## Given entries:
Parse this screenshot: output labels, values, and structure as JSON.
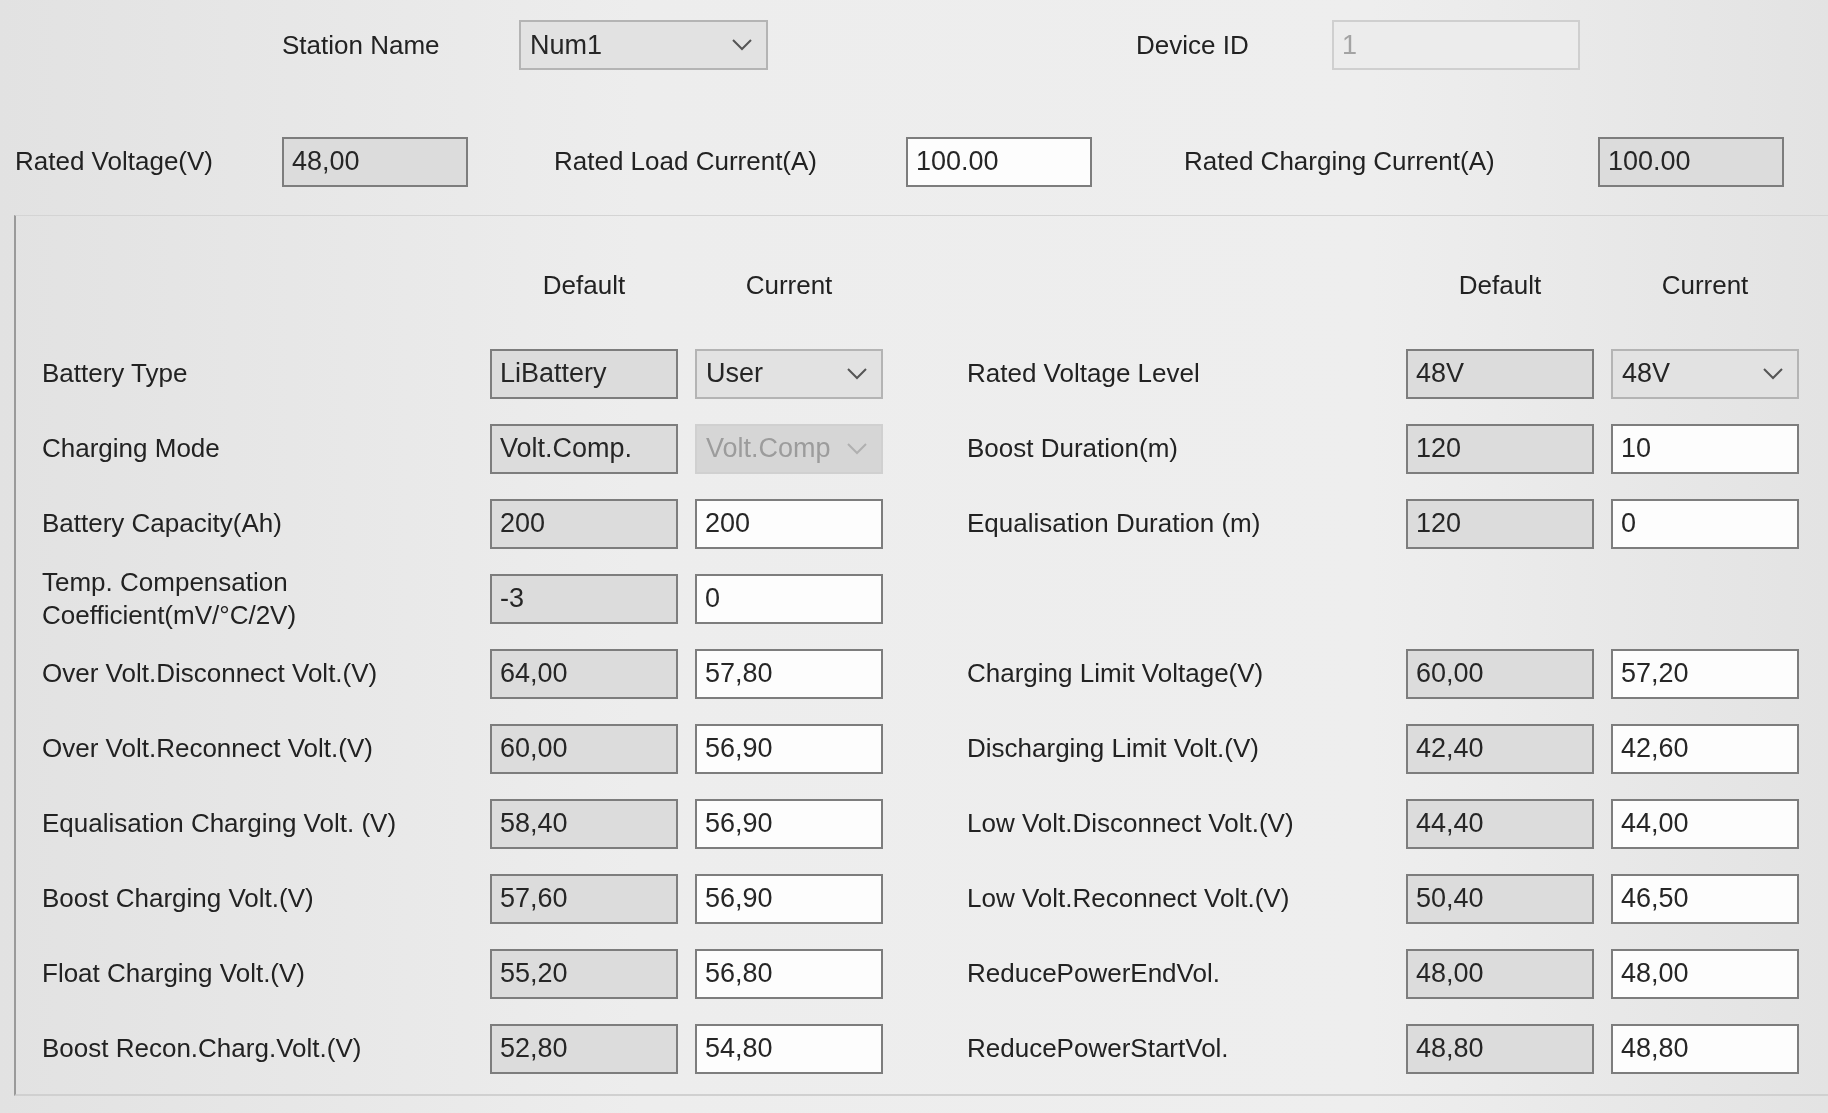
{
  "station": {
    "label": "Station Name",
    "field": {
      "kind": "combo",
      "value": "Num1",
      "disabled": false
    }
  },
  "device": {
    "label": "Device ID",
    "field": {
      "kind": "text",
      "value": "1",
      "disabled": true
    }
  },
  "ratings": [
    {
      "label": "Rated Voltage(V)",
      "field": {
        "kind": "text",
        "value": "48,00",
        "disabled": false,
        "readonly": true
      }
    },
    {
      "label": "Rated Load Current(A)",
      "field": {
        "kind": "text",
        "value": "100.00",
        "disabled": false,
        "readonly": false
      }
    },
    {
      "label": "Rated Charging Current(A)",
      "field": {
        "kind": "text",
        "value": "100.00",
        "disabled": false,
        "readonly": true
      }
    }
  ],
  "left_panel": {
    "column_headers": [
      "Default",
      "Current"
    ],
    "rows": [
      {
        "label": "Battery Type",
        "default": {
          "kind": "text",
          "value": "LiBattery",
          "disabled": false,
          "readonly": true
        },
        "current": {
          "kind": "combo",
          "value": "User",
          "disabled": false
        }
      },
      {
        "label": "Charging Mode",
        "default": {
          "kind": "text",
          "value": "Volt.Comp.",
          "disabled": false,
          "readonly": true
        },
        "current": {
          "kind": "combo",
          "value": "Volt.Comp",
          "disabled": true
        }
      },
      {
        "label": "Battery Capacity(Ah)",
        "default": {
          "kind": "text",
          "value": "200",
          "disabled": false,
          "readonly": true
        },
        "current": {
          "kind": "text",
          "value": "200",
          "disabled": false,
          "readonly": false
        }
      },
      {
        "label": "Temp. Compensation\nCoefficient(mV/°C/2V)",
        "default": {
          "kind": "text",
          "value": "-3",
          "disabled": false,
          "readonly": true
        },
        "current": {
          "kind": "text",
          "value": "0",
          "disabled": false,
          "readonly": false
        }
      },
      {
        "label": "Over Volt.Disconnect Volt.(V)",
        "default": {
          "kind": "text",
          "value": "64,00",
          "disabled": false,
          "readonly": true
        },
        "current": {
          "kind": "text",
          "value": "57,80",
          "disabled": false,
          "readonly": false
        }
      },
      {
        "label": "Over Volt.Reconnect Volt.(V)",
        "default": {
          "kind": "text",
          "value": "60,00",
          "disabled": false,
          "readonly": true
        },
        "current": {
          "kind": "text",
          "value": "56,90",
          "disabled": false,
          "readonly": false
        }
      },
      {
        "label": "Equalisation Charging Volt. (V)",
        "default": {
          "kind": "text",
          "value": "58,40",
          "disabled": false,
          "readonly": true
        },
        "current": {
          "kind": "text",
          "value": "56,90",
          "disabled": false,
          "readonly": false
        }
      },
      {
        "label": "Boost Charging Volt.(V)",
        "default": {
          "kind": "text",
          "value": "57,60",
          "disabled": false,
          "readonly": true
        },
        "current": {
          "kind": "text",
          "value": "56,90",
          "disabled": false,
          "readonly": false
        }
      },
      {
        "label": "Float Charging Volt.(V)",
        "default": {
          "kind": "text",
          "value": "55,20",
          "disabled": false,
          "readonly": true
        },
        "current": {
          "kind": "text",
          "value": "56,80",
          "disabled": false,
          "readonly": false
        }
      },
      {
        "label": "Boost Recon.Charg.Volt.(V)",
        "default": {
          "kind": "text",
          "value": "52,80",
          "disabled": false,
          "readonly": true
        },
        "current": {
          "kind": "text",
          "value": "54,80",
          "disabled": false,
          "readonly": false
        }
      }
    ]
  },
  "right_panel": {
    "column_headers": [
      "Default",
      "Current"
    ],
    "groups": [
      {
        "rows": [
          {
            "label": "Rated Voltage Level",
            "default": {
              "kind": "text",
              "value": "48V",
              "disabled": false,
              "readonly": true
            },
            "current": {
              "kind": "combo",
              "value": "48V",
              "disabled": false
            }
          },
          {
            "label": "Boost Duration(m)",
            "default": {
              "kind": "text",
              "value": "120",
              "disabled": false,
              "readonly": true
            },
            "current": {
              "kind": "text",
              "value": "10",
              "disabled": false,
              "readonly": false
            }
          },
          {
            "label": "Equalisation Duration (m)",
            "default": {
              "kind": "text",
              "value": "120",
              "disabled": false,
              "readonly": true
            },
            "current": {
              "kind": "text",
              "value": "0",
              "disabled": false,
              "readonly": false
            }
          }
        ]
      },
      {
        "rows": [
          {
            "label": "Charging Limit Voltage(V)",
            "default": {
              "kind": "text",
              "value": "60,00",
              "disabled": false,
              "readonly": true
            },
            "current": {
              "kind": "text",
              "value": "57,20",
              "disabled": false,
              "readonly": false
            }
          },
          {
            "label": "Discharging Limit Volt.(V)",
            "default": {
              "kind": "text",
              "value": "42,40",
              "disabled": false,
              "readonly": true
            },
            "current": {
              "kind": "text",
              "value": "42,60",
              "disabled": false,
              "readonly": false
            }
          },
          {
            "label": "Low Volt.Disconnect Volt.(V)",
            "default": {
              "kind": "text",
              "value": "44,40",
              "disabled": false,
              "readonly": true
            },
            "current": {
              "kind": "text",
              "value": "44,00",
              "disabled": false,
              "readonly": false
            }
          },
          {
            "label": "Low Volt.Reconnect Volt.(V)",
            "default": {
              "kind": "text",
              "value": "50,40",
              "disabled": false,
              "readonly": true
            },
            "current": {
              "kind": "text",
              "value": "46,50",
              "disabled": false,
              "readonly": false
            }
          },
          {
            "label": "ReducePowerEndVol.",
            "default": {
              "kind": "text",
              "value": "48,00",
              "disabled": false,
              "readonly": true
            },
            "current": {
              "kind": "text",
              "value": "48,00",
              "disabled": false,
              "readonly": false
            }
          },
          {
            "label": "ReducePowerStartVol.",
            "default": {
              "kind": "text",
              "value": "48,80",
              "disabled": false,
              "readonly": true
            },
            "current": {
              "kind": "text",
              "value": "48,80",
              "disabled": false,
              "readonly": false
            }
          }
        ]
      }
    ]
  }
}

## Instruction:
Gather from the entries above all lines that include the string "Equalisation".

## Correct result:
        "label": "Equalisation Charging Volt. (V)",
            "label": "Equalisation Duration (m)",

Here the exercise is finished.